=== WRITTEN PROBLEM ===
Every line below that contains "SequenceSample" is to be copied.

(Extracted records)
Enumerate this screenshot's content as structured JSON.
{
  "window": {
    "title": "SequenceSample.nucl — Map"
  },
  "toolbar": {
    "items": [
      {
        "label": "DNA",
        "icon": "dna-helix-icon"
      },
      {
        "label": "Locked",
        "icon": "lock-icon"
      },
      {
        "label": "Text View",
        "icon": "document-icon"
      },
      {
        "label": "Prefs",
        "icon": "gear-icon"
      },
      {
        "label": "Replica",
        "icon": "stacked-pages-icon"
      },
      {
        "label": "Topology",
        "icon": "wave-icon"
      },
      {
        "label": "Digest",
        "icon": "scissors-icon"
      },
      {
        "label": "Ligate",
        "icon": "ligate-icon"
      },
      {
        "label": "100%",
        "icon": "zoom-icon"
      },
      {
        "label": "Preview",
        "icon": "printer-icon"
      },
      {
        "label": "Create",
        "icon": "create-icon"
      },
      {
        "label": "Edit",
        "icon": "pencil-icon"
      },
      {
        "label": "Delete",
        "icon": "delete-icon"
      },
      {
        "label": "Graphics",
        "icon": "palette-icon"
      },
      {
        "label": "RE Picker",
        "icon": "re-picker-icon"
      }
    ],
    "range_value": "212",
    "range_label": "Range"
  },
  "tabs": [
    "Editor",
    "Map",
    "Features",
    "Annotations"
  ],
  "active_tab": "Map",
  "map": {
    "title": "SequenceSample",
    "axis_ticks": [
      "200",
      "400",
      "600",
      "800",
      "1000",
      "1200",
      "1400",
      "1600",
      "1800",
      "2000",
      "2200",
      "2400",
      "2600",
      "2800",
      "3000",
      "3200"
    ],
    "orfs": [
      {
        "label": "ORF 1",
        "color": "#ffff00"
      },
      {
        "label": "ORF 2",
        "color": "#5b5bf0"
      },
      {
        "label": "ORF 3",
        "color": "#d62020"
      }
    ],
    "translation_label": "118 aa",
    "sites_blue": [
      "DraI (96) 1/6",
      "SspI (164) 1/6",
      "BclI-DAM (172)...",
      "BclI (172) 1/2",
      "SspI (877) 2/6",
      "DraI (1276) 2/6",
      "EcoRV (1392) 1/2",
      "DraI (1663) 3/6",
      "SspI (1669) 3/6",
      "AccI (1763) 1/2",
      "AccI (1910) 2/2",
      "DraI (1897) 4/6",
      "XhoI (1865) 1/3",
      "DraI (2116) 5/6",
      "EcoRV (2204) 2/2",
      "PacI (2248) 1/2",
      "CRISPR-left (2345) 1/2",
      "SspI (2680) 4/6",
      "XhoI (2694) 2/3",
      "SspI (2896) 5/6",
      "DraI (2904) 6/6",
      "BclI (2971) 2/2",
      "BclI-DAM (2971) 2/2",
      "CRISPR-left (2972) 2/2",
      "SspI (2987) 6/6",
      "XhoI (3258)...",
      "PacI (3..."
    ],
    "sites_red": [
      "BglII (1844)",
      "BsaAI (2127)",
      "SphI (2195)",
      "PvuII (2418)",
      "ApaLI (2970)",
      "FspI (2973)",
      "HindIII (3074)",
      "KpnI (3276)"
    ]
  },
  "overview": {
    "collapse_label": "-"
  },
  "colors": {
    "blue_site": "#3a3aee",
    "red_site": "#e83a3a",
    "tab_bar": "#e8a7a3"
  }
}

=== FINAL RESULT ===
    "title": "SequenceSample.nucl — Map"
    "title": "SequenceSample",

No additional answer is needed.